**Compito 1**
Nel testo sul saldo del bonus Covid all'Asl Vco, in quante fasce gli Accordi Regionali suddividevano il personale da retribuire?
**Compito 2**
Ricopia dal testo sul saldo del bonus Covid il tratto che va da "A tutti i lavoratori" fino a "svolte le contrattazioni.".

**Brano fornito**
►

Fp Cgil: “Su saldo bonus covid al personale di Asl Vco non ci è stata concessa alcuna contrattazione”

“In un rapido incontro con la Direzione Generale ci venivano comunicati i criteri per l'inserimento del personale nelle fasce, poi specificati ad erogazione ormai stabilita”

Verbania -

Riceviamo e pubblichiamo.

A tutti i lavoratori ed alle lavoratrici Asl Vco

Facciamo chiarezza sull'erogazione del saldo premio incentivante regionale

In merito alla nota del 17.11.2020 dell'Azienda sullo Stato dell'Arte del saldo Covid l'organizzazione FP CGIL è a chiarire ai lavoratori come effettivamente si sono svolte le contrattazioni.

Basterebbe una sola e semplice frase: NON C'E' STATA CONCESSA ALCUNA CONTRATTAZIONE Facile ora proporre ai lavoratori una nota che segnala il semplice “non è pervenuta nessuna proposta da parte delle Organizzazioni Sindacali”.

Nella cronistoria che vi ha fornito la Direzione Generale mancano dei passaggi fondamentali di cui è giusto mettervi a conoscenza, perché gli unici penalizzati in questo gioco Aziendale sono stati i lavoratori e le lavoratrici!

Gli Accordi Regionali del 8.06.2020 e del 30.07.2020 per procedere alla ripartizione della Premialità Covid stabilivano che in prima erogazione (per permettere di poter pagare i lavoratori con la mensilità di agosto) non si facesse nessuna contrattazione, in quanto l'Accordo Regionale stabiliva esattamente le risorse, le modalità e il personale che doveva essere retribuito e suddiviso in tre fasce:

F1) personale a diretto contatto e rischio F2) tutto il restante personale sanitario tecnico e oss F3) tutto il personale amministrativo

In un rapido incontro con la Direzione Generale ci venivano comunicati i criteri per l'inserimento del personale nelle fasce, poi specificati nella comunicazione del 24 Settembre ad erogazione ormai stabilita. Abbiamo chiesto più volte, sia come Organizzazioni Sindacali che la RSU, di essere forniti di dati e numeri per poter procedere ad una contrattazione efficace che avesse come unico scopo la chiarezza e la trasparenza per il saldo della mensilità di Novembre!

◄

**Materiale da esaminare**
►

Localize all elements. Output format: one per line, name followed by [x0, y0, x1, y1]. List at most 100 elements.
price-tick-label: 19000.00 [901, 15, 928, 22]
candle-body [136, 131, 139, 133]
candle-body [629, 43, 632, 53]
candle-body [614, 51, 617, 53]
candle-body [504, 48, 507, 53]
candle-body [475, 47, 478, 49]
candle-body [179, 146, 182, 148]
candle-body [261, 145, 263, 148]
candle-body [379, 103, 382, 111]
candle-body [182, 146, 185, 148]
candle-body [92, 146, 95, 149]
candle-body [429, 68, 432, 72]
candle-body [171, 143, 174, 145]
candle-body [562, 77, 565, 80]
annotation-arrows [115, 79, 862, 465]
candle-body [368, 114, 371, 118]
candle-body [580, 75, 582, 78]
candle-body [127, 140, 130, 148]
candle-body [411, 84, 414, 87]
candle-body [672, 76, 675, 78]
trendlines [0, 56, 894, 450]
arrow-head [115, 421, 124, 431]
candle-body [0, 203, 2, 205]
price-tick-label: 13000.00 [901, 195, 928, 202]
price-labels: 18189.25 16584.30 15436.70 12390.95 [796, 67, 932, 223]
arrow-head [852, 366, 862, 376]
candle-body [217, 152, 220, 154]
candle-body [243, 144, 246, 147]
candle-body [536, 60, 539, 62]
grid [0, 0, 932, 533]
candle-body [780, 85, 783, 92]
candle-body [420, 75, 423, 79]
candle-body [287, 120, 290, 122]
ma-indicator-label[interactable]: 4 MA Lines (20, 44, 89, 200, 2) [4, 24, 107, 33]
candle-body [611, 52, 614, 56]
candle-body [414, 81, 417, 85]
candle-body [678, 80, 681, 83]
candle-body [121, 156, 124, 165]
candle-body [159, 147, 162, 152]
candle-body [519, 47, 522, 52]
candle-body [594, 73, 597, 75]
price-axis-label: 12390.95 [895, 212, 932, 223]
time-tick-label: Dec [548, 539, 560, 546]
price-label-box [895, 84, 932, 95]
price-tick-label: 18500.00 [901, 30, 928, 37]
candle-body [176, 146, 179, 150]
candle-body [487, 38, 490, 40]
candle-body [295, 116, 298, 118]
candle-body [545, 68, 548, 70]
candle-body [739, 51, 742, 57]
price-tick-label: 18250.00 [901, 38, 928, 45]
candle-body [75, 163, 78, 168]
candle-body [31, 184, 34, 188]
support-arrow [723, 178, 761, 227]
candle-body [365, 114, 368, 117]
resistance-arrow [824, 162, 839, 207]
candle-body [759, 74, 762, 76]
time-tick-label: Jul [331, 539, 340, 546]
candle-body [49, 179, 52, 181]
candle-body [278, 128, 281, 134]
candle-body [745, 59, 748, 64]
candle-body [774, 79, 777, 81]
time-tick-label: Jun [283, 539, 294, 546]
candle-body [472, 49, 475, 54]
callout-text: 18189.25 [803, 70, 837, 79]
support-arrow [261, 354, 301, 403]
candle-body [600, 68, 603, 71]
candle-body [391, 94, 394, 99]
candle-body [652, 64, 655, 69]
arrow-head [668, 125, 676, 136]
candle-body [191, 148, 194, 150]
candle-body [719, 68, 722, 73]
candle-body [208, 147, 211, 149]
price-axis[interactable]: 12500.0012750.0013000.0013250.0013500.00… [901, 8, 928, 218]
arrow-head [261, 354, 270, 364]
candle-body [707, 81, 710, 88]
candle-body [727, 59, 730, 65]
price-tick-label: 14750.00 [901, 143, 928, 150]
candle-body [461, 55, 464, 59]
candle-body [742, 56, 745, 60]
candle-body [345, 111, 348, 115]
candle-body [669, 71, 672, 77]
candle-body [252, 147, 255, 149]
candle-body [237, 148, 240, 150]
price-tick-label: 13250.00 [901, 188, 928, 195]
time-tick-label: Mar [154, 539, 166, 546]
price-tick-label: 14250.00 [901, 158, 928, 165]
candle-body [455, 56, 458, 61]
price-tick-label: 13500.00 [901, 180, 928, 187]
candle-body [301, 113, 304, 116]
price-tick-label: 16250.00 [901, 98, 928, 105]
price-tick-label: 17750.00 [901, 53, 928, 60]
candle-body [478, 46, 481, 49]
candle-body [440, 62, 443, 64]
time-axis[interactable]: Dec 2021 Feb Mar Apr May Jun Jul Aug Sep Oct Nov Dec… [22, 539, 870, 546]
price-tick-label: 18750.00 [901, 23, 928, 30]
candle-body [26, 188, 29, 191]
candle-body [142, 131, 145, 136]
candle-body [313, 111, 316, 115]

◄

**Soluzione 1**
In tre fasce.

**Soluzione 2**
A tutti i lavoratori ed alle lavoratrici Asl Vco

Facciamo chiarezza sull'erogazione del saldo premio incentivante regionale

In merito alla nota del 17.11.2020 dell'Azienda sullo Stato dell'Arte del saldo Covid l'organizzazione FP CGIL è a chiarire ai lavoratori come effettivamente si sono svolte le contrattazioni.